◆ Instructions for the task
Copy every line from the records below that holds the word "stop".

Records from a collection of figures:
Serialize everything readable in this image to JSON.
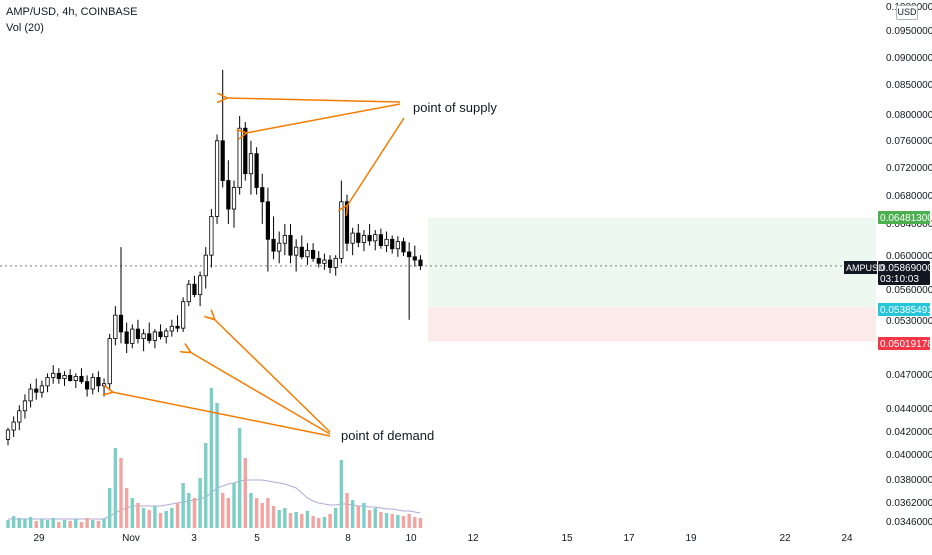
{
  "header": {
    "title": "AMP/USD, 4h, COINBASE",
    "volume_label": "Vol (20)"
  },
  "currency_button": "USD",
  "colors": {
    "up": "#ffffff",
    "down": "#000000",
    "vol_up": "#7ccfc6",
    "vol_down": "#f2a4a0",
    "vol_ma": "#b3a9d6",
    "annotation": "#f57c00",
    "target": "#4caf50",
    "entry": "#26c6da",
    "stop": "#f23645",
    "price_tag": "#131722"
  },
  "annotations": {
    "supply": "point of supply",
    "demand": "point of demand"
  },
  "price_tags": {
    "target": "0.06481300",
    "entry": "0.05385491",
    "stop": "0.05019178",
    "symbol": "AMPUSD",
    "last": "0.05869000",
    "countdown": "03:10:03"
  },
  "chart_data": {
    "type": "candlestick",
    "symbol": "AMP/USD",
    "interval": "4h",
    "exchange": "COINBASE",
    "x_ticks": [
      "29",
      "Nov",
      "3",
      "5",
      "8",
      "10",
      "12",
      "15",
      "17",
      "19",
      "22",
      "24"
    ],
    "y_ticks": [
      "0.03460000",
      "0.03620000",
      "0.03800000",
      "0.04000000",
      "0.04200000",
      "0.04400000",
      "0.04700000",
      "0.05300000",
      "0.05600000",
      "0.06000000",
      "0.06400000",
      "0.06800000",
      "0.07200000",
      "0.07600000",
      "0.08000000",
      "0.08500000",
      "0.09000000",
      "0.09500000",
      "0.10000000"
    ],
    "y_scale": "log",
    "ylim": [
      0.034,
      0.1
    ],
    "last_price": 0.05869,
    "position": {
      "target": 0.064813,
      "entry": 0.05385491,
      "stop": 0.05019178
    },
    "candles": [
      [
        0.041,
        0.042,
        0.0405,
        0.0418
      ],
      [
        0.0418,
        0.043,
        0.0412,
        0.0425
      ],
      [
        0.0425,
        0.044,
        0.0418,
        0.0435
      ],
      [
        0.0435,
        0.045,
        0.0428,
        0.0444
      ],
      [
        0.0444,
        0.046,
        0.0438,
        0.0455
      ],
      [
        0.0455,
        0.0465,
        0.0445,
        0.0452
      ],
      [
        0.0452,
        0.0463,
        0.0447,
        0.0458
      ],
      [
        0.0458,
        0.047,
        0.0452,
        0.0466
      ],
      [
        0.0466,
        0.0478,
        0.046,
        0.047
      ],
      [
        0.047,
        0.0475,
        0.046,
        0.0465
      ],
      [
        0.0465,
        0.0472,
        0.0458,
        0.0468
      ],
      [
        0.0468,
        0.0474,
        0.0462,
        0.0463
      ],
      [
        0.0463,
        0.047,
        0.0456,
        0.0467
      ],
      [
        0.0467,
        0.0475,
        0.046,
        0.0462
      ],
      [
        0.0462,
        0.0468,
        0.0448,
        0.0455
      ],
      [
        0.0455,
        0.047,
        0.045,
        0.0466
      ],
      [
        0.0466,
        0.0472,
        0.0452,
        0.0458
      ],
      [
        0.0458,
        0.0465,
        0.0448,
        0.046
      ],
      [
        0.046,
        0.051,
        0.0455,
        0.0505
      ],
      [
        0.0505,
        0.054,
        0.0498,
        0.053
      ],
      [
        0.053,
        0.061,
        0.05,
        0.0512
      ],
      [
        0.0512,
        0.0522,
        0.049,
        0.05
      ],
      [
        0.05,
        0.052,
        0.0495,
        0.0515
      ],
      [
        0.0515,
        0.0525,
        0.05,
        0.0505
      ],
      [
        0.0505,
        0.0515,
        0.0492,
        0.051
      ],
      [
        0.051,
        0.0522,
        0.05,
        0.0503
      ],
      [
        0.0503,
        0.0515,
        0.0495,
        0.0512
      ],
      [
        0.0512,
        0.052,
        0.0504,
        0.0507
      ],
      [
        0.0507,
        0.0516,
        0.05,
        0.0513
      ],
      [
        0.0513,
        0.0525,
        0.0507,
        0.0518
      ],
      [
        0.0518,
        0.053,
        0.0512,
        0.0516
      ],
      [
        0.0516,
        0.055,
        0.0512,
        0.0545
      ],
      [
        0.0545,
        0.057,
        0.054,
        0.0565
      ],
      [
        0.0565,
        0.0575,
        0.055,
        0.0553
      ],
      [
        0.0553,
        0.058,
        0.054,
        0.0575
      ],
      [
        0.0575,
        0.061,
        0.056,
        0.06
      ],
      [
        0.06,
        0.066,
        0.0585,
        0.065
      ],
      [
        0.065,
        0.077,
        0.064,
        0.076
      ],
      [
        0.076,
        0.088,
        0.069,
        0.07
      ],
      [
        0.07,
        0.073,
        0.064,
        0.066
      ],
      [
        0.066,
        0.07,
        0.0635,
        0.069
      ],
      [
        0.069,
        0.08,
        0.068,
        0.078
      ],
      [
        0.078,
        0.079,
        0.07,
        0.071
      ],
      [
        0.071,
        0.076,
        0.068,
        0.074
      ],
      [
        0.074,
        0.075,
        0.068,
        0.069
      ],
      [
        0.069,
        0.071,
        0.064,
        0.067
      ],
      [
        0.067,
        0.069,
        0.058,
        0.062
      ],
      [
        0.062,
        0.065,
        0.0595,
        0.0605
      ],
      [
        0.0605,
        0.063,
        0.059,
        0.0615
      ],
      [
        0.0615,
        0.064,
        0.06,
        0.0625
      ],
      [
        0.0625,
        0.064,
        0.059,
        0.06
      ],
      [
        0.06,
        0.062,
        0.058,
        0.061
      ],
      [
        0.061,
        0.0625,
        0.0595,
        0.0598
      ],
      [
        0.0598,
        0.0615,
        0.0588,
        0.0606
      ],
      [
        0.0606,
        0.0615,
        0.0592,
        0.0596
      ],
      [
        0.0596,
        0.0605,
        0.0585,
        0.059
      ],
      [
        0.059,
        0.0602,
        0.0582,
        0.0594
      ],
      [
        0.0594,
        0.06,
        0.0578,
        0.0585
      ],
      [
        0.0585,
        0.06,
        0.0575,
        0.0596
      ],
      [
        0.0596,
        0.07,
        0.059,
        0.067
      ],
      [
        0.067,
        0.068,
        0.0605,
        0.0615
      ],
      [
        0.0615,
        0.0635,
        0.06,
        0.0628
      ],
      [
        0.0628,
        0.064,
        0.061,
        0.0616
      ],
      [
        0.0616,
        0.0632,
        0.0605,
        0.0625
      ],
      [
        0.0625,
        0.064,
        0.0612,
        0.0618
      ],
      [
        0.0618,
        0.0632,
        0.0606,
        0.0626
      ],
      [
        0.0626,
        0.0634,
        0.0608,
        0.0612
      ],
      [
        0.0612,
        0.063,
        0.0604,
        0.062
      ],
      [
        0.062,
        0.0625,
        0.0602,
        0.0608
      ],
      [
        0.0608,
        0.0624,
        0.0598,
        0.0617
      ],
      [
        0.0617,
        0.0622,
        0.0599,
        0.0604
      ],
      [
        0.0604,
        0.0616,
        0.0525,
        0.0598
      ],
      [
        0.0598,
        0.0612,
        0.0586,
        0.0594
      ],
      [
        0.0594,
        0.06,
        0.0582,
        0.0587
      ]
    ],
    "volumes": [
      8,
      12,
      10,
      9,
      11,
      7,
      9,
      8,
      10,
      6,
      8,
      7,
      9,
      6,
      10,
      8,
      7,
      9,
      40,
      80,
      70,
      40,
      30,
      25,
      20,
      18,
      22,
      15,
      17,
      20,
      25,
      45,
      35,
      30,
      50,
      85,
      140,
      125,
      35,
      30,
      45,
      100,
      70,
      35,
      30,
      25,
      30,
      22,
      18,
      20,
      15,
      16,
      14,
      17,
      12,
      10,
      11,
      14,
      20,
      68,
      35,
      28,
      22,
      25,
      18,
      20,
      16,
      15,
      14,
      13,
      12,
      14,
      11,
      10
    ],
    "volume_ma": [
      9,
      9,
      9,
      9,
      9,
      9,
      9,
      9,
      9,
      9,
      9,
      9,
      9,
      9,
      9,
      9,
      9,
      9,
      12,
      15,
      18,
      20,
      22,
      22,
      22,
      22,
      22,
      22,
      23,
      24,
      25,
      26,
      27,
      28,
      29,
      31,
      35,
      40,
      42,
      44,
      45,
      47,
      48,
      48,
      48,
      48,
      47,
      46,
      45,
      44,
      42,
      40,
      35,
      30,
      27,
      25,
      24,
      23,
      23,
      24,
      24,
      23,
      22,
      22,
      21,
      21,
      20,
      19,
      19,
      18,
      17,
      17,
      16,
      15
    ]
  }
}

==

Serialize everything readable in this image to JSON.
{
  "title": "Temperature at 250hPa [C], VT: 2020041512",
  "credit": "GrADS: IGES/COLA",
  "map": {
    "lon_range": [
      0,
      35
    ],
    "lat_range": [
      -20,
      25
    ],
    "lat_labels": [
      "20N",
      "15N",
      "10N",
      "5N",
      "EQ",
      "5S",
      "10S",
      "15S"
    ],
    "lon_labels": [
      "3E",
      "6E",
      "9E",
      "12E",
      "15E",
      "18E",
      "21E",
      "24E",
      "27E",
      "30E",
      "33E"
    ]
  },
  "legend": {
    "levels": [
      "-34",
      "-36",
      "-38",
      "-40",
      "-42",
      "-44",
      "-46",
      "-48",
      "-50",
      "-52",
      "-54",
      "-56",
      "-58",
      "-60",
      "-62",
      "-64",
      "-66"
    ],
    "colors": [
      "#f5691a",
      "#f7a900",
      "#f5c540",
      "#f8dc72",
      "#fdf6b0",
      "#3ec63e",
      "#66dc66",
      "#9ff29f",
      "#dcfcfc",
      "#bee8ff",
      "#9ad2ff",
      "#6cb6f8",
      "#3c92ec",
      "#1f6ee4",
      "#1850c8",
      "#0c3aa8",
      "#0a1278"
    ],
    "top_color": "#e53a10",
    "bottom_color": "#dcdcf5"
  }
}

◆ Answer to this problem
    "stop": "#f23645",
    "stop": "0.05019178",
      "stop": 0.05019178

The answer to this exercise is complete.